**PASSAGE**
-*-

It came out of no where then, my first riot. I cringe a little calling it that; the word 'riot' seems to lend the event some sort of legitimacy. Let's not call it a riot: in my mind riots move. Back and forth or straight forward a riot has motion, physical and ideological. This was a disruption, a drunken group looking for a fight. All the loud assholes outside of a bar, the dudes that yell at you out of their car window all grouped up in one place. I was up in the town where I had gone to college visiting my girlfriend for the weekend. We were at a quiet gathering down at the bottom of a long street that leads, more or less, up to the school, about a mile away from campus. We had been in the back yard around a sad little fire of beer boxes and newspaper, talking, eating. The night was pretty quiet though every few minutes there was this chanting or yelling, apparently coming from down town. I figured it was a football game or concert. People around the fire kept mentioning a block party 'Is it still going on?', 'I heard it got broken up?', 'We were just there.') Over the course of five minutes we saw two or three cop cars - lights on, sirens quiet - speed past the house and up to campus. My girlfriend and I went out onto the front lawn and, looking up the street, saw a mass of flashing lights blocking off the street. We decided to go see what was going on and walked up the street. As we got closer people became more frequent, moving to or away from the mess, a few just watching. There were easily eight cop cars blocking off the road, though they never stopped us or asked us to turn around. Up on the ledge of a small hill, overlooking an intersection about half a mile from campus, there were about two hundred people, young, (student aged, though perhaps not students) gathered, facing the police and cheering. Bottles were arcing up and crashing in front of the cars. Already glass was strewn about and shimmering on the entire space in front of the police cars. We watched for a moment, a little amused but mostly wondering at what could possible incite something so ridiculous and out of place.

-*-

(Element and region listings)
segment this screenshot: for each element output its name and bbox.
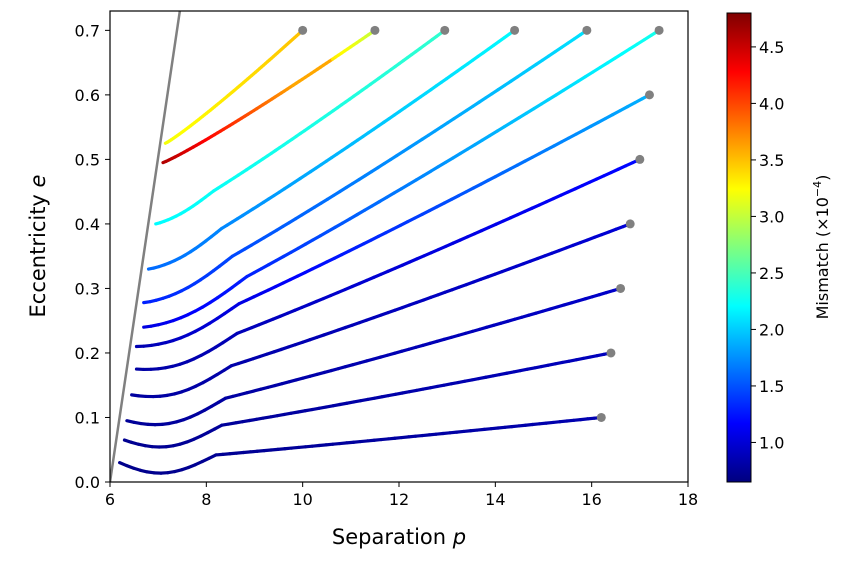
trajectory-8: [142, 28, 589, 305]
y-axis-title: Eccentricity e: [26, 175, 50, 318]
y-tick-label: 0.1: [75, 408, 100, 427]
x-tick-label: 8: [201, 490, 211, 509]
y-tick-label: 0.5: [75, 150, 100, 169]
y-tick-label: 0.6: [75, 86, 100, 105]
x-tick-label: 6: [105, 490, 115, 509]
x-tick-label: 18: [678, 490, 698, 509]
trajectory-11: [161, 28, 377, 165]
y-axis-variable: e: [26, 175, 50, 188]
y-tick-label: 0.4: [75, 215, 100, 234]
axes-layer: 6 8 10 12 14 16 18 0.0 0.1 0.2 0.3 0.4 0.5 0.6 0.7: [75, 21, 699, 509]
trajectory-endpoint-9: [510, 25, 520, 35]
x-tick-label: 10: [292, 490, 312, 509]
colorbar-tick-label: 4.0: [759, 94, 784, 113]
x-axis-label-text: Separation: [332, 525, 446, 549]
trajectory-6: [134, 93, 652, 349]
colorbar-tick-label: 1.5: [759, 377, 784, 396]
y-axis-label-text: Eccentricity: [26, 194, 50, 317]
trajectory-12: [163, 28, 305, 145]
x-tick-label: 12: [389, 490, 409, 509]
y-tick-label: 0.2: [75, 344, 100, 363]
trajectory-9: [146, 28, 517, 271]
trajectory-5: [134, 157, 642, 372]
colorbar-tick-label: 1.0: [759, 433, 784, 452]
colorbar: [726, 12, 752, 483]
colorbar-tick-label: 2.5: [759, 264, 784, 283]
colorbar-tick-label: 3.5: [759, 151, 784, 170]
trajectory-endpoint-8: [582, 25, 592, 35]
trajectory-1: [118, 415, 603, 475]
trajectory-4: [130, 222, 632, 399]
trajectory-endpoint-11: [370, 25, 380, 35]
trajectory-2: [122, 351, 613, 449]
colorbar-tick-label: 2.0: [759, 320, 784, 339]
colorbar-label-exponent: −4: [811, 181, 824, 197]
trajectory-endpoint-3: [616, 283, 626, 293]
trajectory-endpoint-7: [654, 25, 664, 35]
plot-layer: [110, 11, 661, 482]
trajectory-10: [154, 28, 447, 226]
colorbar-label-close: ): [813, 175, 832, 181]
trajectory-endpoint-5: [635, 154, 645, 164]
x-axis-variable: p: [452, 525, 466, 549]
colorbar-ticks: 1.0 1.5 2.0 2.5 3.0 3.5 4.0 4.5: [751, 38, 784, 452]
trajectory-endpoint-2: [606, 348, 616, 358]
markers-layer: [298, 25, 664, 422]
colorbar-tick-label: 3.0: [759, 207, 784, 226]
x-axis-title: Separation p: [332, 525, 466, 549]
colorbar-label-text: Mismatch (×10: [813, 197, 832, 319]
trajectory-endpoint-4: [625, 219, 635, 229]
y-tick-label: 0.7: [75, 21, 100, 40]
trajectory-endpoint-6: [644, 90, 654, 100]
colorbar-title: Mismatch (×10−4): [811, 175, 832, 320]
trajectory-endpoint-10: [440, 25, 450, 35]
x-tick-label: 14: [485, 490, 505, 509]
y-tick-label: 0.0: [75, 473, 100, 492]
colorbar-tick-label: 4.5: [759, 38, 784, 57]
y-tick-label: 0.3: [75, 279, 100, 298]
trajectory-7: [142, 28, 661, 329]
trajectory-endpoint-12: [298, 25, 308, 35]
x-tick-label: 16: [581, 490, 601, 509]
separatrix-line: [110, 11, 182, 482]
trajectory-3: [125, 286, 623, 427]
trajectory-endpoint-1: [596, 412, 606, 422]
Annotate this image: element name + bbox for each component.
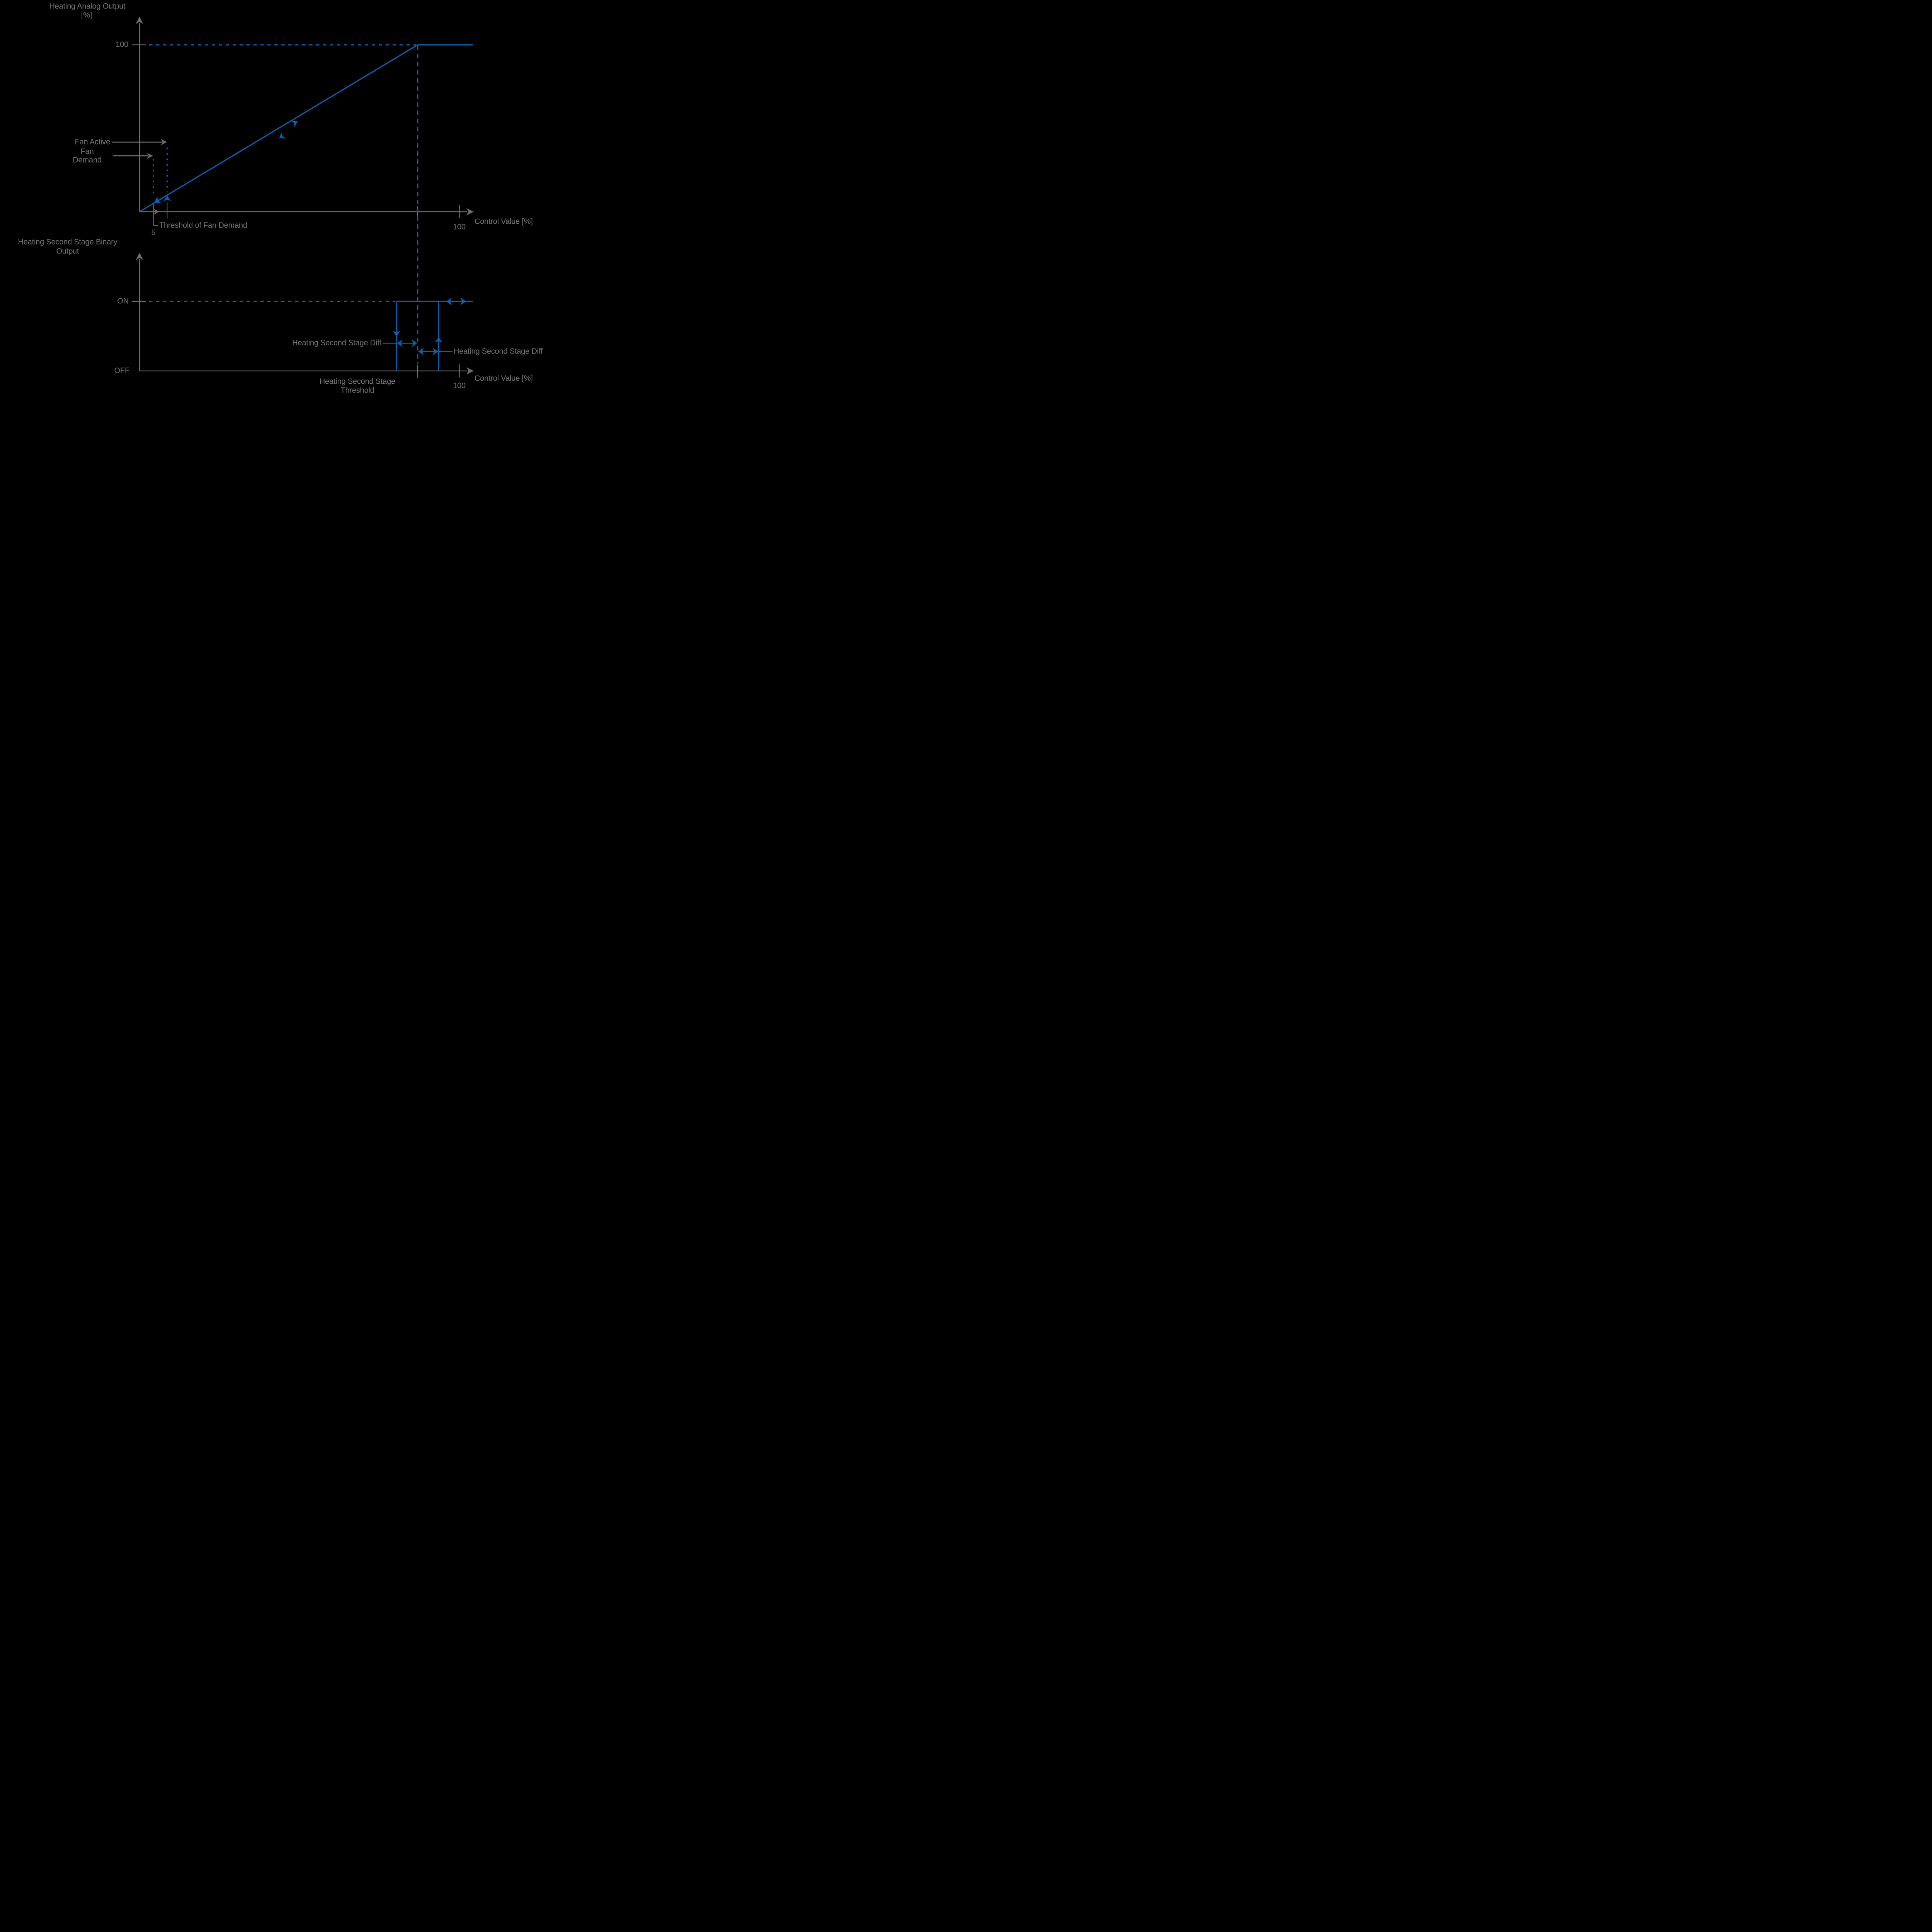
diff-label-right: Heating Second Stage Diff [454, 347, 543, 356]
bottom-x-axis-arrowhead-icon [466, 367, 474, 375]
top-chart-title-line2: [%] [81, 11, 92, 20]
axis-direction-arrowhead-icon [154, 209, 159, 215]
threshold-of-fan-demand-label: Threshold of Fan Demand [159, 221, 247, 230]
diff-label-left: Heating Second Stage Diff [292, 338, 381, 347]
diagram-lines [112, 17, 474, 378]
bottom-x-tick-100-label: 100 [453, 381, 466, 390]
top-y-tick-100-label: 100 [116, 40, 128, 49]
fan-active-up-arrowhead-icon [163, 196, 171, 201]
on-line-arrowhead-right-icon [460, 298, 466, 305]
switch-off-down-arrowhead-icon [392, 331, 400, 337]
top-y-axis-arrowhead-icon [136, 17, 143, 24]
top-x-tick-100-label: 100 [453, 223, 466, 231]
ramp-down-arrowhead-icon [279, 132, 286, 139]
fan-demand-down-arrowhead-icon [154, 196, 162, 203]
on-line-arrowhead-left-icon [446, 298, 452, 305]
switch-on-up-arrowhead-icon [435, 337, 443, 343]
diff-left-arrowhead-left-icon [396, 339, 403, 347]
diagram-canvas: Heating Analog Output [%] 100 Fan Active… [0, 0, 556, 396]
ramp-up-arrowhead-icon [290, 121, 298, 128]
fan-active-label: Fan Active [75, 138, 111, 146]
second-stage-threshold-label-line2: Threshold [340, 386, 374, 395]
fan-demand-label-line1: Fan [80, 147, 94, 156]
top-chart-title-line1: Heating Analog Output [49, 2, 126, 11]
fan-active-leader-arrowhead-icon [161, 139, 167, 145]
top-x-axis-label: Control Value [%] [474, 217, 533, 226]
bottom-x-axis-label: Control Value [%] [474, 374, 533, 383]
top-x-axis-arrowhead-icon [466, 208, 474, 216]
fan-demand-label-line2: Demand [73, 156, 102, 165]
diff-right-arrowhead-right-icon [432, 347, 439, 355]
bottom-y-on-label: ON [117, 297, 129, 306]
diff-left-arrowhead-right-icon [412, 339, 417, 347]
top-x-tick-5-label: 5 [151, 228, 156, 237]
fan-demand-leader-arrowhead-icon [147, 153, 153, 159]
bottom-y-axis-arrowhead-icon [136, 253, 143, 260]
analog-output-ramp [139, 44, 418, 213]
bottom-chart-title-line2: Output [56, 247, 79, 256]
bottom-y-off-label: OFF [114, 366, 130, 375]
diff-right-arrowhead-left-icon [418, 347, 424, 355]
second-stage-threshold-label-line1: Heating Second Stage [319, 377, 396, 386]
bottom-chart-title-line1: Heating Second Stage Binary [18, 238, 117, 247]
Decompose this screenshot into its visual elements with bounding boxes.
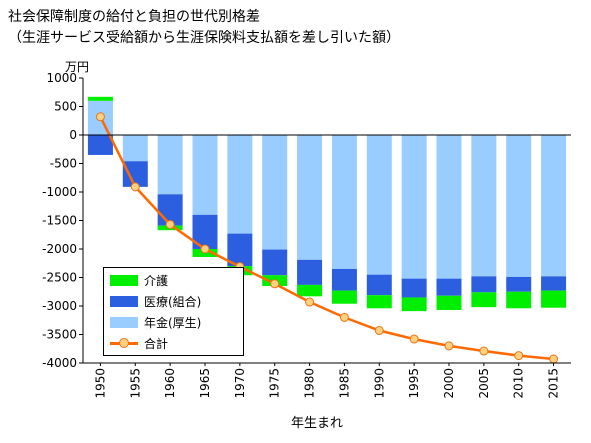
y-tick-label--1000: -1000 xyxy=(42,185,77,199)
x-tick-label-1995: 1995 xyxy=(407,368,421,399)
total-point-1990 xyxy=(374,326,384,336)
y-tick-label--2500: -2500 xyxy=(42,271,77,285)
bar-medical-1985 xyxy=(331,268,357,291)
bar-nursing-1985 xyxy=(331,290,357,304)
total-point-2015 xyxy=(549,354,559,364)
bar-medical-1975 xyxy=(262,249,288,276)
total-point-2000 xyxy=(444,341,454,351)
x-tick-label-1990: 1990 xyxy=(372,368,386,399)
x-tick-label-2005: 2005 xyxy=(477,368,491,399)
bar-pension-2005 xyxy=(471,135,497,277)
chart-subtitle: （生涯サービス受給額から生涯保険料支払額を差し引いた額） xyxy=(8,30,400,46)
bar-nursing-1990 xyxy=(366,295,392,309)
legend-item-total: 合計 xyxy=(110,335,168,351)
bar-pension-1995 xyxy=(401,135,427,279)
bar-medical-1980 xyxy=(297,259,323,285)
y-tick-label--4000: -4000 xyxy=(42,356,77,370)
total-point-1975 xyxy=(270,279,280,289)
bar-medical-2005 xyxy=(471,276,497,293)
bar-pension-2015 xyxy=(541,135,567,277)
y-tick-label-0: 0 xyxy=(69,128,77,142)
x-tick-label-1955: 1955 xyxy=(128,368,142,399)
x-tick-label-1970: 1970 xyxy=(233,368,247,399)
x-tick-label-1960: 1960 xyxy=(163,368,177,399)
bar-nursing-2000 xyxy=(436,295,462,310)
bar-medical-1990 xyxy=(366,274,392,296)
legend-swatch-total xyxy=(110,337,138,349)
bar-medical-2000 xyxy=(436,278,462,296)
total-point-1955 xyxy=(130,182,140,192)
bar-medical-2010 xyxy=(506,276,532,292)
bar-nursing-1980 xyxy=(297,284,323,297)
bar-pension-1990 xyxy=(366,135,392,275)
x-tick-label-2000: 2000 xyxy=(442,368,456,399)
bar-nursing-1995 xyxy=(401,297,427,312)
legend-item-pension: 年金(厚生) xyxy=(110,314,201,330)
legend-label-pension: 年金(厚生) xyxy=(144,315,202,330)
legend-label-total: 合計 xyxy=(144,336,169,351)
y-tick-label--3000: -3000 xyxy=(42,299,77,313)
bar-nursing-2010 xyxy=(506,291,532,309)
y-tick-label--3500: -3500 xyxy=(42,328,77,342)
bar-medical-1970 xyxy=(227,233,253,267)
legend-swatch-nursing xyxy=(110,274,138,286)
total-point-2005 xyxy=(479,346,489,356)
bar-nursing-1950 xyxy=(87,96,113,101)
bar-medical-1950 xyxy=(87,135,113,155)
total-point-1995 xyxy=(409,334,419,344)
legend-item-medical: 医療(組合) xyxy=(110,293,201,309)
y-tick-label-1000: 1000 xyxy=(46,71,77,85)
total-point-1960 xyxy=(165,219,175,229)
total-point-1985 xyxy=(339,312,349,322)
bar-pension-1965 xyxy=(192,135,218,215)
total-point-1965 xyxy=(200,244,210,254)
y-tick-label--2000: -2000 xyxy=(42,242,77,256)
total-point-1980 xyxy=(305,297,315,307)
x-tick-label-1965: 1965 xyxy=(198,368,212,399)
bar-nursing-2005 xyxy=(471,292,497,308)
bar-nursing-2015 xyxy=(541,290,567,308)
total-line xyxy=(99,116,554,361)
bar-pension-1975 xyxy=(262,135,288,250)
chart-title: 社会保障制度の給付と負担の世代別格差 xyxy=(8,9,260,25)
bar-pension-1985 xyxy=(331,135,357,269)
x-tick-label-1950: 1950 xyxy=(93,368,107,399)
x-tick-label-1980: 1980 xyxy=(303,368,317,399)
y-tick-label--1500: -1500 xyxy=(42,214,77,228)
bar-pension-1960 xyxy=(157,135,183,195)
x-tick-label-1985: 1985 xyxy=(337,368,351,399)
total-point-1950 xyxy=(95,112,105,122)
bar-pension-2000 xyxy=(436,135,462,279)
legend-swatch-medical xyxy=(110,295,138,307)
bar-pension-2010 xyxy=(506,135,532,277)
total-point-2010 xyxy=(514,351,524,361)
legend-item-nursing: 介護 xyxy=(110,272,168,288)
y-tick-label-500: 500 xyxy=(54,100,77,114)
x-axis-label: 年生まれ xyxy=(291,416,343,431)
bar-medical-2015 xyxy=(541,276,567,291)
legend-swatch-pension xyxy=(110,316,138,328)
bar-pension-1980 xyxy=(297,135,323,260)
y-tick-label--500: -500 xyxy=(50,157,77,171)
bar-pension-1955 xyxy=(122,135,148,162)
legend-label-medical: 医療(組合) xyxy=(144,294,202,309)
x-tick-label-2010: 2010 xyxy=(512,368,526,399)
y-unit-label: 万円 xyxy=(65,60,89,74)
x-tick-label-2015: 2015 xyxy=(547,368,561,399)
bar-pension-1970 xyxy=(227,135,253,234)
chart-legend: 介護 医療(組合) 年金(厚生) 合計 xyxy=(103,267,244,356)
bar-medical-1995 xyxy=(401,278,427,298)
x-tick-label-1975: 1975 xyxy=(268,368,282,399)
legend-label-nursing: 介護 xyxy=(144,273,169,288)
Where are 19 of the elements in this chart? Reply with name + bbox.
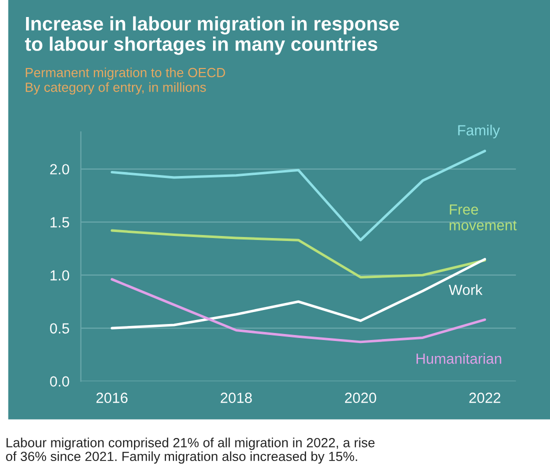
y-tick-label: 1.0 — [50, 270, 70, 281]
chart-title: Increase in labour migration in response to labour shortages in many countries — [24, 16, 400, 55]
line-series — [110, 278, 486, 344]
y-tick-label: 0.0 — [50, 376, 70, 387]
line-series — [110, 258, 486, 330]
series-label: Work — [448, 284, 482, 296]
y-tick-label: 2.0 — [50, 164, 70, 174]
text: Free movement — [450, 204, 517, 230]
chart-subtitle: Permanent migration to the OECD By category of entry, in millions — [26, 68, 226, 95]
x-tick-label: 2020 — [345, 392, 376, 404]
x-tick-label: 2018 — [220, 392, 252, 404]
y-tick-label: 1.5 — [50, 217, 70, 228]
x-tick-label: 2016 — [96, 392, 128, 404]
series-label: Humanitarian — [416, 353, 502, 364]
series-label: Family — [458, 124, 500, 138]
x-tick-label: 2022 — [469, 392, 500, 404]
line-series — [110, 229, 486, 278]
y-tick-label: 0.5 — [50, 323, 70, 334]
text: Labour migration comprised 21% of all migration in 2022, a rise of 36% since 2021. Family migration also increased by 15%. — [6, 438, 375, 464]
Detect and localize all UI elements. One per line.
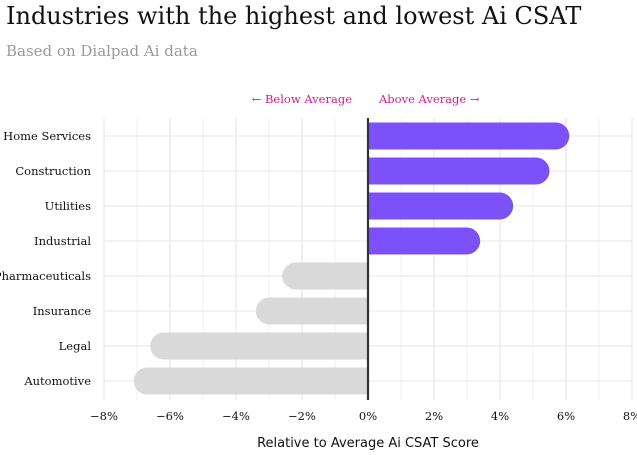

-*-

**EXERCISE SET**
a) In the account of the night near campus, what was the backyard fire made of?
b) Carry on the account of the disruption near campus, picking up after its final sentence.

**FINAL RESULTS**
a) Beer boxes and newspaper.

b)
Anyways, here I am standing in front of this angry, drunken, idiotic crowd, filled with the gospel of moderation. The cops were quietly pulling out their riot gear, one guy lining up with a paintball gun aside a car. I was angry at the people throwing bottles, but also at the cops for amping up the crowd with their lights and gear and simple presence. It seemed reasonable enough to me that if I went into the crowd and called people out one by one, pointing at them and saying 'Go home' I might have some effect. The adrenaline got me and I went over and into the crowd. I was kind of drunk, I'll admit it, but more than anything I think I was driven by an article I had been reading earlier in the day by Douglas Hofstadter. This was from 'metamagical themas' the collection of his mathematical games in Scientific American from the early 80's. In his penultimate column Hofstadter put forward a lottery which went as follows: each person may send in a postcard with a number on it representing the number of entries they wish to have. A '1' gets you one chance of winning a '700' get you 700 chances of winning. The prize was $1,000,000 dollars though the winner only received that amount divided by the number of entries. He reported over two thousand entries, many of them '1's though quite a few of them insanely large numbers. Naturally, due to the large number and magnitude of the entries, the amount of the prize was so vanishingly small that it essentially equaled zero. Hofstadter used this as a way to demonstrate the tragedy of the commons in a very elegant way, showing here that most people assume that they are special, unique, that they can take more than others because others will act moderately, rationally, and provide a cushion for that one person. Of course many, if not most, people assume that they are the special individual. This drive toward selfishness is placed as the single most importance cause of the decline in natural resources. The article ended in a very depressing way with Hofstadter lamenting humanity, the environment and resigning his position at SA.

My pleas were mostly ignored, though when I brought up the tear gas two or three people seemed to take it to heart and left pretty quickly. I went out of the crowd and back to my girlfriend who was (rightfully) pissed that I went into the crowd.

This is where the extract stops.